• [Available records]
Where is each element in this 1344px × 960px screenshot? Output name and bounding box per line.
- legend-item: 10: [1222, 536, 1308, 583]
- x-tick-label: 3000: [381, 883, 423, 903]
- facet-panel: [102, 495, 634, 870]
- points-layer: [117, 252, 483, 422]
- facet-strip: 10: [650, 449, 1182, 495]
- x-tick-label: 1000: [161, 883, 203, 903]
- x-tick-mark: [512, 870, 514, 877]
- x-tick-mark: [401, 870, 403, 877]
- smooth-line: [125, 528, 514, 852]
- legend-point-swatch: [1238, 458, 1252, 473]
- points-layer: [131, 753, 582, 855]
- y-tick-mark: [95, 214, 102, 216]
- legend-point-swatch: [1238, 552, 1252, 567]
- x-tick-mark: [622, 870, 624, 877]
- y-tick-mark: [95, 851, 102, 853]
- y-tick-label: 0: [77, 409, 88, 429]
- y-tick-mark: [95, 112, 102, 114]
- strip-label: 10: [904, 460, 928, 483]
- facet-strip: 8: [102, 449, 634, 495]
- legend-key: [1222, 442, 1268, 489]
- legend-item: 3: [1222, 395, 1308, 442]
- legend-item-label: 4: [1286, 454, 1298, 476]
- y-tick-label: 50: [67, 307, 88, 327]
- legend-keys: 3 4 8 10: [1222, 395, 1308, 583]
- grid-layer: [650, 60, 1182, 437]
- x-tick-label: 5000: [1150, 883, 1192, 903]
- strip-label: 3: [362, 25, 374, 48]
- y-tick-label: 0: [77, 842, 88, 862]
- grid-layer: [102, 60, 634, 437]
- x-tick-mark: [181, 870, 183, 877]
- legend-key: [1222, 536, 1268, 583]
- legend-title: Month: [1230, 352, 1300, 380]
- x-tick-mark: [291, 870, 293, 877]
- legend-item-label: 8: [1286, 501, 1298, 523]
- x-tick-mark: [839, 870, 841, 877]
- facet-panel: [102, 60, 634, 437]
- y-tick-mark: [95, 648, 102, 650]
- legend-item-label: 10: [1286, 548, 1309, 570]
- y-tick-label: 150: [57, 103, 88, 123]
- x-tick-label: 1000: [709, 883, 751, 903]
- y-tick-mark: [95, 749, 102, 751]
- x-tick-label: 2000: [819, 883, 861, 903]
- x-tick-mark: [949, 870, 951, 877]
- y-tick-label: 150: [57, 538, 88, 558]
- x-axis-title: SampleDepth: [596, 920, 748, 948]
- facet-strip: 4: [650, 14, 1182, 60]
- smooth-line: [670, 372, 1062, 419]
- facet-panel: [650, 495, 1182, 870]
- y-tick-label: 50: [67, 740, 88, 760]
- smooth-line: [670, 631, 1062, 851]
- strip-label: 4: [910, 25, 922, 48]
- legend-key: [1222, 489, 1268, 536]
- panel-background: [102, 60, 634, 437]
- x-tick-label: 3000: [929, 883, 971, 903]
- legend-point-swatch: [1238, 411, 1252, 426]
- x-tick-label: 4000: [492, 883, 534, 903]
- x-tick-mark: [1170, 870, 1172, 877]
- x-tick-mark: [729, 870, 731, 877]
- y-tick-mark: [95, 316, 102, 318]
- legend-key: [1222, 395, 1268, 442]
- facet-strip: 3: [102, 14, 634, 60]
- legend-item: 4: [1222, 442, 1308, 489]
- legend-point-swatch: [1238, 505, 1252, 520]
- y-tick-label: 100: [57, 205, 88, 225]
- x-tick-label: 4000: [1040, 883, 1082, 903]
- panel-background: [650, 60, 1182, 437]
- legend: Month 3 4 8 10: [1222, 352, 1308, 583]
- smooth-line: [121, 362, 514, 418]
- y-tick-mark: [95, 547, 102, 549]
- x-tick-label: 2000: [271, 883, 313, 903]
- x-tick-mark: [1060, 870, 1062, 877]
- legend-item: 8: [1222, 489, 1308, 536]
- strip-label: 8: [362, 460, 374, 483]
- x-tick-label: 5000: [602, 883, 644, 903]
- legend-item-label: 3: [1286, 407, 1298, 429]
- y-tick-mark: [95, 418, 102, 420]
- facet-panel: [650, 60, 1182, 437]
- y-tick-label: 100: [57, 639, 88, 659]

• [Written task]
Collect each line of the data above that contains the string "panel", and copy those lines in full. Matching is case-sensitive.

• [Result for this exercise]
- facet-panel: [102, 495, 634, 870]
- facet-panel: [102, 60, 634, 437]
- facet-panel: [650, 495, 1182, 870]
- panel-background: [102, 60, 634, 437]
- panel-background: [650, 60, 1182, 437]
- facet-panel: [650, 60, 1182, 437]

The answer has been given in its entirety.